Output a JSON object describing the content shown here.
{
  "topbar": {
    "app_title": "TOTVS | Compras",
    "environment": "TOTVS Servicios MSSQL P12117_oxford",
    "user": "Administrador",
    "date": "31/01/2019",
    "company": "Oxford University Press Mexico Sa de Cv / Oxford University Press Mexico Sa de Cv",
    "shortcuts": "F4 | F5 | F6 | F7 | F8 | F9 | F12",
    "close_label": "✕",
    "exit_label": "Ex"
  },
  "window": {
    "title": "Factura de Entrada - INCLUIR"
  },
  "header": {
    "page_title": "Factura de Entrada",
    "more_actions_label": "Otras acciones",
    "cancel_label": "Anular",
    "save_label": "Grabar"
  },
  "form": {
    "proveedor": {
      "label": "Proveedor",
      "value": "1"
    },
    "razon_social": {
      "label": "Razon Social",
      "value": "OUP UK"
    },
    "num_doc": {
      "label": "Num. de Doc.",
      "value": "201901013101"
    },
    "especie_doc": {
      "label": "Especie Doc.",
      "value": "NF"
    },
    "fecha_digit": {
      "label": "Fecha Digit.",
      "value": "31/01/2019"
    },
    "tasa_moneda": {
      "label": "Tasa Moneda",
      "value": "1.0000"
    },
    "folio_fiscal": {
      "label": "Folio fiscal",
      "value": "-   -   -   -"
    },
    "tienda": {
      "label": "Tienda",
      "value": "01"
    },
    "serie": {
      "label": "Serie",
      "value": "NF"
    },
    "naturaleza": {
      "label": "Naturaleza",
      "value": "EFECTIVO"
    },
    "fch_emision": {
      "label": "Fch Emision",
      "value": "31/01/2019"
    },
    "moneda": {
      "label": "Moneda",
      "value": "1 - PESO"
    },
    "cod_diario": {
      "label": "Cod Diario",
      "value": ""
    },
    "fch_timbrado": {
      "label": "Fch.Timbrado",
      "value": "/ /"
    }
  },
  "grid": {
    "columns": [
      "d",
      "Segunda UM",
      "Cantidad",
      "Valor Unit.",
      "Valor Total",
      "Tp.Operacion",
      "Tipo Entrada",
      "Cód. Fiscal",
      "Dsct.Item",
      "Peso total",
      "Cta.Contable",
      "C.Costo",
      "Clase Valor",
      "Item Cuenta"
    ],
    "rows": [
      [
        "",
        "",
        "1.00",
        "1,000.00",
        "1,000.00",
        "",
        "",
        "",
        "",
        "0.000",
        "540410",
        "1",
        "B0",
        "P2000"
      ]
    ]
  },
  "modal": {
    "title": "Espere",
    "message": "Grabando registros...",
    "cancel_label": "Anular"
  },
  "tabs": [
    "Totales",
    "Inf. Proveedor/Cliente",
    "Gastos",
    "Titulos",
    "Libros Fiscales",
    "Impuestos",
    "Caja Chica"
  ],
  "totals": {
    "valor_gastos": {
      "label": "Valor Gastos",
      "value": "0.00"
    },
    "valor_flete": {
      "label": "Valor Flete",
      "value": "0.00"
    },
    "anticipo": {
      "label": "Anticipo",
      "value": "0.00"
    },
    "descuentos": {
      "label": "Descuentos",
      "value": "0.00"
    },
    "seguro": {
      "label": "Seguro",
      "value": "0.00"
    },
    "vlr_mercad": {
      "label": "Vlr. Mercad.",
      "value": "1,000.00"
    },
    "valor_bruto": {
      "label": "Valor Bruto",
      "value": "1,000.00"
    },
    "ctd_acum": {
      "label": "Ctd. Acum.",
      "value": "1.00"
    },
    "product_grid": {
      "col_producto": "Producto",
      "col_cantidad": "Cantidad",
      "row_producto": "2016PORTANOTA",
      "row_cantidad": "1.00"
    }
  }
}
★ ★ ★
Written instruction = Write the data out again in full and exactly.

Task solution =
Output a JSON object describing the content shown here.
{
  "topbar": {
    "app_title": "TOTVS | Compras",
    "environment": "TOTVS Servicios MSSQL P12117_oxford",
    "user": "Administrador",
    "date": "31/01/2019",
    "company": "Oxford University Press Mexico Sa de Cv / Oxford University Press Mexico Sa de Cv",
    "shortcuts": "F4 | F5 | F6 | F7 | F8 | F9 | F12",
    "close_label": "✕",
    "exit_label": "Ex"
  },
  "window": {
    "title": "Factura de Entrada - INCLUIR"
  },
  "header": {
    "page_title": "Factura de Entrada",
    "more_actions_label": "Otras acciones",
    "cancel_label": "Anular",
    "save_label": "Grabar"
  },
  "form": {
    "proveedor": {
      "label": "Proveedor",
      "value": "1"
    },
    "razon_social": {
      "label": "Razon Social",
      "value": "OUP UK"
    },
    "num_doc": {
      "label": "Num. de Doc.",
      "value": "201901013101"
    },
    "especie_doc": {
      "label": "Especie Doc.",
      "value": "NF"
    },
    "fecha_digit": {
      "label": "Fecha Digit.",
      "value": "31/01/2019"
    },
    "tasa_moneda": {
      "label": "Tasa Moneda",
      "value": "1.0000"
    },
    "folio_fiscal": {
      "label": "Folio fiscal",
      "value": "-   -   -   -"
    },
    "tienda": {
      "label": "Tienda",
      "value": "01"
    },
    "serie": {
      "label": "Serie",
      "value": "NF"
    },
    "naturaleza": {
      "label": "Naturaleza",
      "value": "EFECTIVO"
    },
    "fch_emision": {
      "label": "Fch Emision",
      "value": "31/01/2019"
    },
    "moneda": {
      "label": "Moneda",
      "value": "1 - PESO"
    },
    "cod_diario": {
      "label": "Cod Diario",
      "value": ""
    },
    "fch_timbrado": {
      "label": "Fch.Timbrado",
      "value": "/ /"
    }
  },
  "grid": {
    "columns": [
      "d",
      "Segunda UM",
      "Cantidad",
      "Valor Unit.",
      "Valor Total",
      "Tp.Operacion",
      "Tipo Entrada",
      "Cód. Fiscal",
      "Dsct.Item",
      "Peso total",
      "Cta.Contable",
      "C.Costo",
      "Clase Valor",
      "Item Cuenta"
    ],
    "rows": [
      [
        "",
        "",
        "1.00",
        "1,000.00",
        "1,000.00",
        "",
        "",
        "",
        "",
        "0.000",
        "540410",
        "1",
        "B0",
        "P2000"
      ]
    ]
  },
  "modal": {
    "title": "Espere",
    "message": "Grabando registros...",
    "cancel_label": "Anular"
  },
  "tabs": [
    "Totales",
    "Inf. Proveedor/Cliente",
    "Gastos",
    "Titulos",
    "Libros Fiscales",
    "Impuestos",
    "Caja Chica"
  ],
  "totals": {
    "valor_gastos": {
      "label": "Valor Gastos",
      "value": "0.00"
    },
    "valor_flete": {
      "label": "Valor Flete",
      "value": "0.00"
    },
    "anticipo": {
      "label": "Anticipo",
      "value": "0.00"
    },
    "descuentos": {
      "label": "Descuentos",
      "value": "0.00"
    },
    "seguro": {
      "label": "Seguro",
      "value": "0.00"
    },
    "vlr_mercad": {
      "label": "Vlr. Mercad.",
      "value": "1,000.00"
    },
    "valor_bruto": {
      "label": "Valor Bruto",
      "value": "1,000.00"
    },
    "ctd_acum": {
      "label": "Ctd. Acum.",
      "value": "1.00"
    },
    "product_grid": {
      "col_producto": "Producto",
      "col_cantidad": "Cantidad",
      "row_producto": "2016PORTANOTA",
      "row_cantidad": "1.00"
    }
  }
}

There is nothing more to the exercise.